[Supplied records]

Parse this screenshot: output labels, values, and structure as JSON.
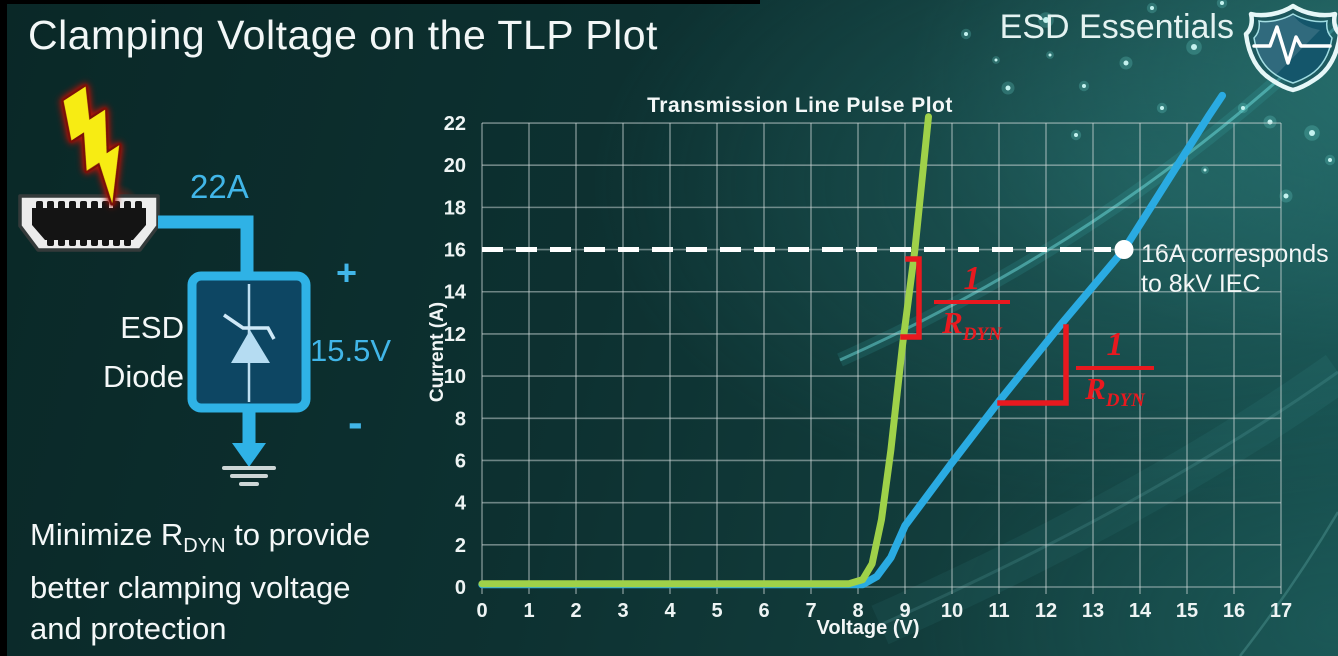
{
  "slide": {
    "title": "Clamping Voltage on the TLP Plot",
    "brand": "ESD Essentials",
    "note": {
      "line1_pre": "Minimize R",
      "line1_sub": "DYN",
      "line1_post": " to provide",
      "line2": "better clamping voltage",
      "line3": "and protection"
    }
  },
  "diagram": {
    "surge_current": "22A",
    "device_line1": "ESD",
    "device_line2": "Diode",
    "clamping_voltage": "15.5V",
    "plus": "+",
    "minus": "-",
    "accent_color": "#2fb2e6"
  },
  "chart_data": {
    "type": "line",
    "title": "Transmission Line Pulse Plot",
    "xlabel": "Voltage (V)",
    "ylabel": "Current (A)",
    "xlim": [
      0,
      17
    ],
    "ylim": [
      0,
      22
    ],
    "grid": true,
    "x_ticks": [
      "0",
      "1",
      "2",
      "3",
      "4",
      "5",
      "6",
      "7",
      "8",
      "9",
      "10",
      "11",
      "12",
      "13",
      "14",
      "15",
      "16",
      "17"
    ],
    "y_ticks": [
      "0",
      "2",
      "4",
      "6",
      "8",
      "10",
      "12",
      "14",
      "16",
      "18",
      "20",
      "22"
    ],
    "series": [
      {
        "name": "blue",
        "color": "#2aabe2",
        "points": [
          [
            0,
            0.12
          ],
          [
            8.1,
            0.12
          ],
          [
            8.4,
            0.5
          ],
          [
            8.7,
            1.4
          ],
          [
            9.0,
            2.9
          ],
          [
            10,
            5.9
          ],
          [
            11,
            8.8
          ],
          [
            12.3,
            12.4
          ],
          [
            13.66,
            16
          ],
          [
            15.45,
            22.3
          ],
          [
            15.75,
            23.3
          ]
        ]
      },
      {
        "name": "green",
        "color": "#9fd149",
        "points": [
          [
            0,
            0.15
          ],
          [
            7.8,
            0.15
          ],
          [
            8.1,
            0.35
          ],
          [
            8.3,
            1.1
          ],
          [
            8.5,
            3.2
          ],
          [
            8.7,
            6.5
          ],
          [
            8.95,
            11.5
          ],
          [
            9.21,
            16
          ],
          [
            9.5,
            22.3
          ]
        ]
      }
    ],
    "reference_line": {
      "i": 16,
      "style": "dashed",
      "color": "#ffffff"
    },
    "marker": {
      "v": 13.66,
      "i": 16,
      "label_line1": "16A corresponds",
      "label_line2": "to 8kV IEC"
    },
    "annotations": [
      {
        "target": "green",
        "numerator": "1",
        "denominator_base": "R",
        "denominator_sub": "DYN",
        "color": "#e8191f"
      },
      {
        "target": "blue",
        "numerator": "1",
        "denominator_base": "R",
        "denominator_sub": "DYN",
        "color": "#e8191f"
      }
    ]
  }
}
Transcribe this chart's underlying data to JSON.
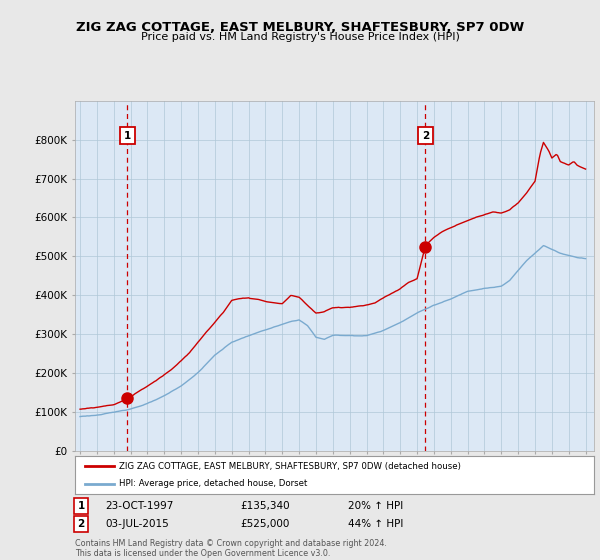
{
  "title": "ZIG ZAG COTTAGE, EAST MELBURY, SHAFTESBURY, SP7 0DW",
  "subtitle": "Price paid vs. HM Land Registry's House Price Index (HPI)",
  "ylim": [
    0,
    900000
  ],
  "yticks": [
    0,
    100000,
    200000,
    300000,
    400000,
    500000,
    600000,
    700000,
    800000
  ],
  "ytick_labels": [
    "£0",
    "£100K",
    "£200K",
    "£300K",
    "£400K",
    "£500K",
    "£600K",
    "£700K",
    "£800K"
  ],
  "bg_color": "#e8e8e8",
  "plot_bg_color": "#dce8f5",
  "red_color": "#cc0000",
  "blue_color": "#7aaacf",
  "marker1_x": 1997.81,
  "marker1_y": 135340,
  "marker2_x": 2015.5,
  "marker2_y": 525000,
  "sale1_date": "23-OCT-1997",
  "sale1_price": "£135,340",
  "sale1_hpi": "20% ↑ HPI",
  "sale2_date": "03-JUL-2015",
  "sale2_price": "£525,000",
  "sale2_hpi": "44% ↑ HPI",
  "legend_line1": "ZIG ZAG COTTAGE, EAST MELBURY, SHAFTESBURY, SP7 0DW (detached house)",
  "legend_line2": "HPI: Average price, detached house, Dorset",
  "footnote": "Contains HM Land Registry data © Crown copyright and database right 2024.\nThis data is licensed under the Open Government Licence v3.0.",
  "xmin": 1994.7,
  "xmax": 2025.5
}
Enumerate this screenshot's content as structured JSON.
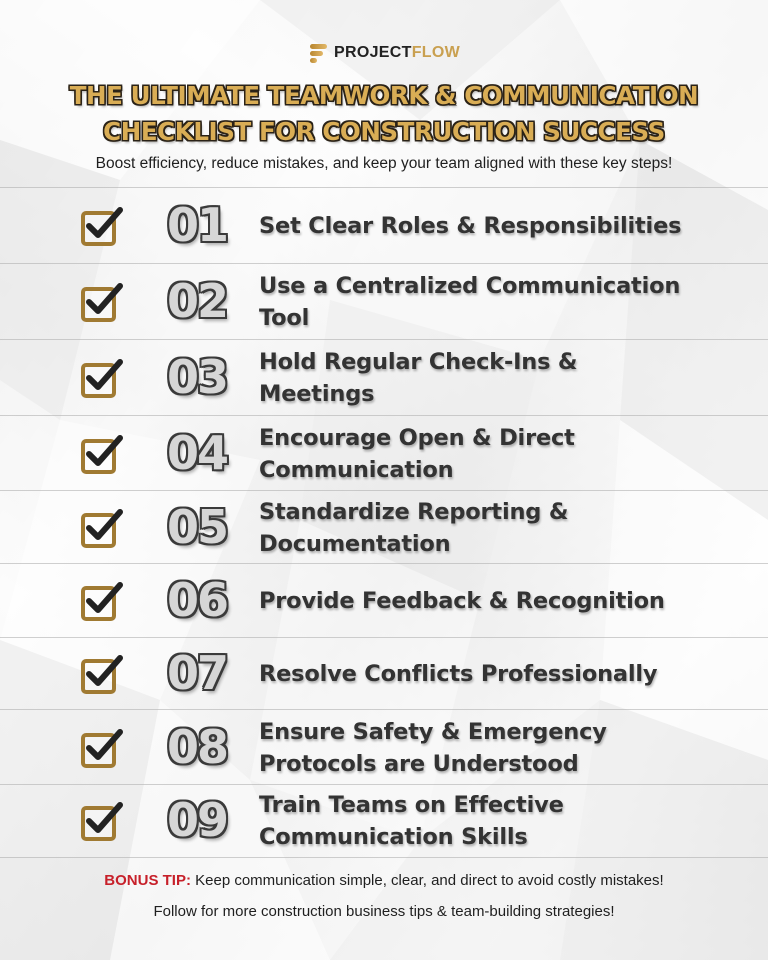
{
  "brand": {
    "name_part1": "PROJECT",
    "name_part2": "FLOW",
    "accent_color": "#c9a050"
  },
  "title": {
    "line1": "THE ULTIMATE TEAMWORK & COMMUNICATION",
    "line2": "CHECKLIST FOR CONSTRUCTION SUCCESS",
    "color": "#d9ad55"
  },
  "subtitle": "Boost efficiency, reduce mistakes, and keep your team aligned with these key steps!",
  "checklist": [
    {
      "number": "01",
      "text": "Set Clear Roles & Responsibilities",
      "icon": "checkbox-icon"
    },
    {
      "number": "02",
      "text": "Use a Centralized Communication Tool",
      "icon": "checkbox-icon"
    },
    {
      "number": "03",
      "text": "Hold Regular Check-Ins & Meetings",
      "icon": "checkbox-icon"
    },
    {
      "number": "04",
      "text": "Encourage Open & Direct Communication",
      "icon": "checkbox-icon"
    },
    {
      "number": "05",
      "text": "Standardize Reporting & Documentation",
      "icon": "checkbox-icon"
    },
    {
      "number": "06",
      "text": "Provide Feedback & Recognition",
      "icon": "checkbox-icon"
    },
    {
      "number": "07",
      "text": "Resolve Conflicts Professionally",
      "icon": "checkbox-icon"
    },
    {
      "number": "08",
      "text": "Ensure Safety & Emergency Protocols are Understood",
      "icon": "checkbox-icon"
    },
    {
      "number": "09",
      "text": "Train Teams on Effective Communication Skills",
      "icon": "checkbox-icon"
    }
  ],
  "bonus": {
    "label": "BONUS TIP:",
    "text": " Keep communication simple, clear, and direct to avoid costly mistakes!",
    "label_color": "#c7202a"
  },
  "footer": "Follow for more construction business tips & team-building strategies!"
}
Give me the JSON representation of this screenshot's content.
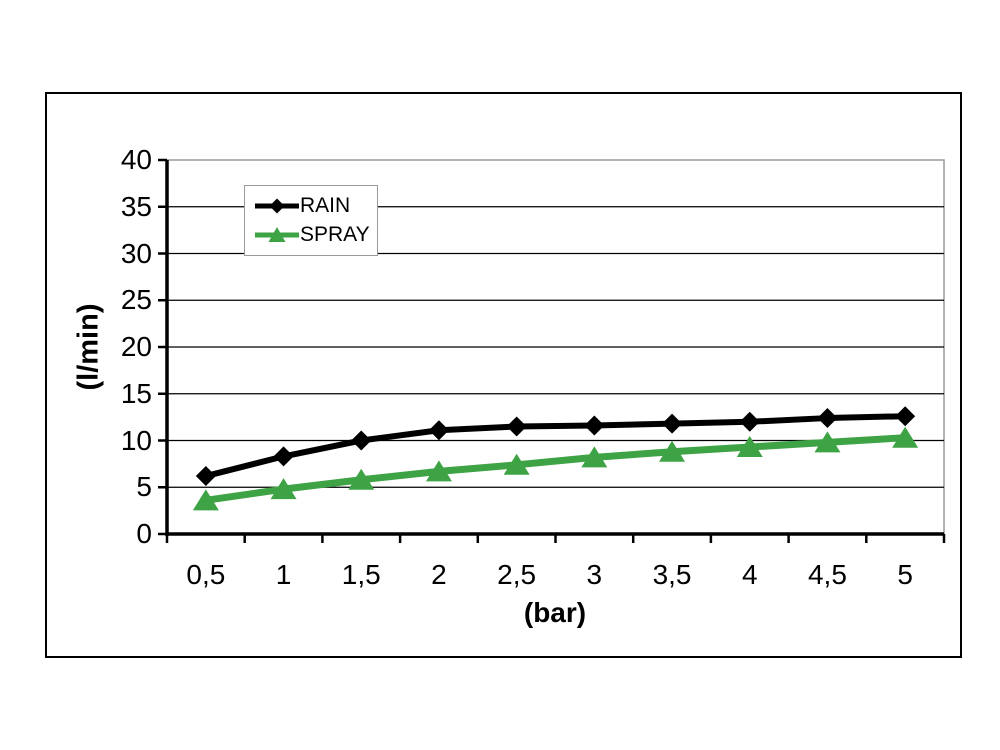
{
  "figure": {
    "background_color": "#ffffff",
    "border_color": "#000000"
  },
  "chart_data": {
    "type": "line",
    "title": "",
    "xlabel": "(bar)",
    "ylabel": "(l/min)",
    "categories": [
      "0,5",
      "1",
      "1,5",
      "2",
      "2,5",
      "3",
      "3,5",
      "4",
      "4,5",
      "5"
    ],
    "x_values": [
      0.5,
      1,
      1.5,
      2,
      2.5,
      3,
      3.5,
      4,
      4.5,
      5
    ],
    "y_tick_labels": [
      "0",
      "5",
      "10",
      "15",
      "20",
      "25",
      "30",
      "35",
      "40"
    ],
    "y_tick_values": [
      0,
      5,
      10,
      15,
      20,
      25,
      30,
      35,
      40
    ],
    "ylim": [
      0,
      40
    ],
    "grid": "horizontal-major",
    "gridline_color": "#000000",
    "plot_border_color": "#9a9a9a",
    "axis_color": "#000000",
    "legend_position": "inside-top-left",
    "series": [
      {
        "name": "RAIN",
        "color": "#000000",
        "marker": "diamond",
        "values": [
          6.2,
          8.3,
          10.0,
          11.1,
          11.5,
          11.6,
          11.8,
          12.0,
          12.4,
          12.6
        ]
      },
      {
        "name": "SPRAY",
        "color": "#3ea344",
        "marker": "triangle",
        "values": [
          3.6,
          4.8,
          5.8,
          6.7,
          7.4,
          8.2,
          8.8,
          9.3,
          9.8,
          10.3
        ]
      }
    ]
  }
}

[Stated task] Transcribe the material as is, with images omitted.

[In response]
Parse this screenshot: output labels, values, and structure as JSON.
{
  "slide": {
    "title": "Clamping Voltage on the TLP Plot",
    "brand": "ESD Essentials",
    "note": {
      "line1_pre": "Minimize R",
      "line1_sub": "DYN",
      "line1_post": " to provide",
      "line2": "better clamping voltage",
      "line3": "and protection"
    }
  },
  "diagram": {
    "surge_current": "22A",
    "device_line1": "ESD",
    "device_line2": "Diode",
    "clamping_voltage": "15.5V",
    "plus": "+",
    "minus": "-",
    "accent_color": "#2fb2e6"
  },
  "chart_data": {
    "type": "line",
    "title": "Transmission Line Pulse Plot",
    "xlabel": "Voltage (V)",
    "ylabel": "Current (A)",
    "xlim": [
      0,
      17
    ],
    "ylim": [
      0,
      22
    ],
    "grid": true,
    "x_ticks": [
      "0",
      "1",
      "2",
      "3",
      "4",
      "5",
      "6",
      "7",
      "8",
      "9",
      "10",
      "11",
      "12",
      "13",
      "14",
      "15",
      "16",
      "17"
    ],
    "y_ticks": [
      "0",
      "2",
      "4",
      "6",
      "8",
      "10",
      "12",
      "14",
      "16",
      "18",
      "20",
      "22"
    ],
    "series": [
      {
        "name": "blue",
        "color": "#2aabe2",
        "points": [
          [
            0,
            0.12
          ],
          [
            8.1,
            0.12
          ],
          [
            8.4,
            0.5
          ],
          [
            8.7,
            1.4
          ],
          [
            9.0,
            2.9
          ],
          [
            10,
            5.9
          ],
          [
            11,
            8.8
          ],
          [
            12.3,
            12.4
          ],
          [
            13.66,
            16
          ],
          [
            15.45,
            22.3
          ],
          [
            15.75,
            23.3
          ]
        ]
      },
      {
        "name": "green",
        "color": "#9fd149",
        "points": [
          [
            0,
            0.15
          ],
          [
            7.8,
            0.15
          ],
          [
            8.1,
            0.35
          ],
          [
            8.3,
            1.1
          ],
          [
            8.5,
            3.2
          ],
          [
            8.7,
            6.5
          ],
          [
            8.95,
            11.5
          ],
          [
            9.21,
            16
          ],
          [
            9.5,
            22.3
          ]
        ]
      }
    ],
    "reference_line": {
      "i": 16,
      "style": "dashed",
      "color": "#ffffff"
    },
    "marker": {
      "v": 13.66,
      "i": 16,
      "label_line1": "16A corresponds",
      "label_line2": "to 8kV IEC"
    },
    "annotations": [
      {
        "target": "green",
        "numerator": "1",
        "denominator_base": "R",
        "denominator_sub": "DYN",
        "color": "#e8191f"
      },
      {
        "target": "blue",
        "numerator": "1",
        "denominator_base": "R",
        "denominator_sub": "DYN",
        "color": "#e8191f"
      }
    ]
  }
}
Transcribe this chart's underlying data to JSON.
{
  "title": "ZIG ZAG COTTAGE, EAST MELBURY, SHAFTESBURY, SP7 0DW",
  "subtitle": "Price paid vs. HM Land Registry's House Price Index (HPI)",
  "ylim": [
    0,
    900000
  ],
  "yticks": [
    0,
    100000,
    200000,
    300000,
    400000,
    500000,
    600000,
    700000,
    800000
  ],
  "ytick_labels": [
    "£0",
    "£100K",
    "£200K",
    "£300K",
    "£400K",
    "£500K",
    "£600K",
    "£700K",
    "£800K"
  ],
  "bg_color": "#e8e8e8",
  "plot_bg_color": "#dce8f5",
  "red_color": "#cc0000",
  "blue_color": "#7aaacf",
  "marker1_x": 1997.81,
  "marker1_y": 135340,
  "marker2_x": 2015.5,
  "marker2_y": 525000,
  "sale1_date": "23-OCT-1997",
  "sale1_price": "£135,340",
  "sale1_hpi": "20% ↑ HPI",
  "sale2_date": "03-JUL-2015",
  "sale2_price": "£525,000",
  "sale2_hpi": "44% ↑ HPI",
  "legend_line1": "ZIG ZAG COTTAGE, EAST MELBURY, SHAFTESBURY, SP7 0DW (detached house)",
  "legend_line2": "HPI: Average price, detached house, Dorset",
  "footnote": "Contains HM Land Registry data © Crown copyright and database right 2024.\nThis data is licensed under the Open Government Licence v3.0.",
  "xmin": 1994.7,
  "xmax": 2025.5
}
Enumerate this screenshot's content as structured JSON.
{
  "brand": {
    "name_part1": "PROJECT",
    "name_part2": "FLOW",
    "accent_color": "#c9a050"
  },
  "title": {
    "line1": "THE ULTIMATE TEAMWORK & COMMUNICATION",
    "line2": "CHECKLIST FOR CONSTRUCTION SUCCESS",
    "color": "#d9ad55"
  },
  "subtitle": "Boost efficiency, reduce mistakes, and keep your team aligned with these key steps!",
  "checklist": [
    {
      "number": "01",
      "text": "Set Clear Roles & Responsibilities",
      "icon": "checkbox-icon"
    },
    {
      "number": "02",
      "text": "Use a Centralized Communication Tool",
      "icon": "checkbox-icon"
    },
    {
      "number": "03",
      "text": "Hold Regular Check-Ins & Meetings",
      "icon": "checkbox-icon"
    },
    {
      "number": "04",
      "text": "Encourage Open & Direct Communication",
      "icon": "checkbox-icon"
    },
    {
      "number": "05",
      "text": "Standardize Reporting & Documentation",
      "icon": "checkbox-icon"
    },
    {
      "number": "06",
      "text": "Provide Feedback & Recognition",
      "icon": "checkbox-icon"
    },
    {
      "number": "07",
      "text": "Resolve Conflicts Professionally",
      "icon": "checkbox-icon"
    },
    {
      "number": "08",
      "text": "Ensure Safety & Emergency Protocols are Understood",
      "icon": "checkbox-icon"
    },
    {
      "number": "09",
      "text": "Train Teams on Effective Communication Skills",
      "icon": "checkbox-icon"
    }
  ],
  "bonus": {
    "label": "BONUS TIP:",
    "text": " Keep communication simple, clear, and direct to avoid costly mistakes!",
    "label_color": "#c7202a"
  },
  "footer": "Follow for more construction business tips & team-building strategies!"
}
Give me the JSON representation of this screenshot's content.
{
  "figure": {
    "background_color": "#ffffff",
    "border_color": "#000000"
  },
  "chart_data": {
    "type": "line",
    "title": "",
    "xlabel": "(bar)",
    "ylabel": "(l/min)",
    "categories": [
      "0,5",
      "1",
      "1,5",
      "2",
      "2,5",
      "3",
      "3,5",
      "4",
      "4,5",
      "5"
    ],
    "x_values": [
      0.5,
      1,
      1.5,
      2,
      2.5,
      3,
      3.5,
      4,
      4.5,
      5
    ],
    "y_tick_labels": [
      "0",
      "5",
      "10",
      "15",
      "20",
      "25",
      "30",
      "35",
      "40"
    ],
    "y_tick_values": [
      0,
      5,
      10,
      15,
      20,
      25,
      30,
      35,
      40
    ],
    "ylim": [
      0,
      40
    ],
    "grid": "horizontal-major",
    "gridline_color": "#000000",
    "plot_border_color": "#9a9a9a",
    "axis_color": "#000000",
    "legend_position": "inside-top-left",
    "series": [
      {
        "name": "RAIN",
        "color": "#000000",
        "marker": "diamond",
        "values": [
          6.2,
          8.3,
          10.0,
          11.1,
          11.5,
          11.6,
          11.8,
          12.0,
          12.4,
          12.6
        ]
      },
      {
        "name": "SPRAY",
        "color": "#3ea344",
        "marker": "triangle",
        "values": [
          3.6,
          4.8,
          5.8,
          6.7,
          7.4,
          8.2,
          8.8,
          9.3,
          9.8,
          10.3
        ]
      }
    ]
  }
}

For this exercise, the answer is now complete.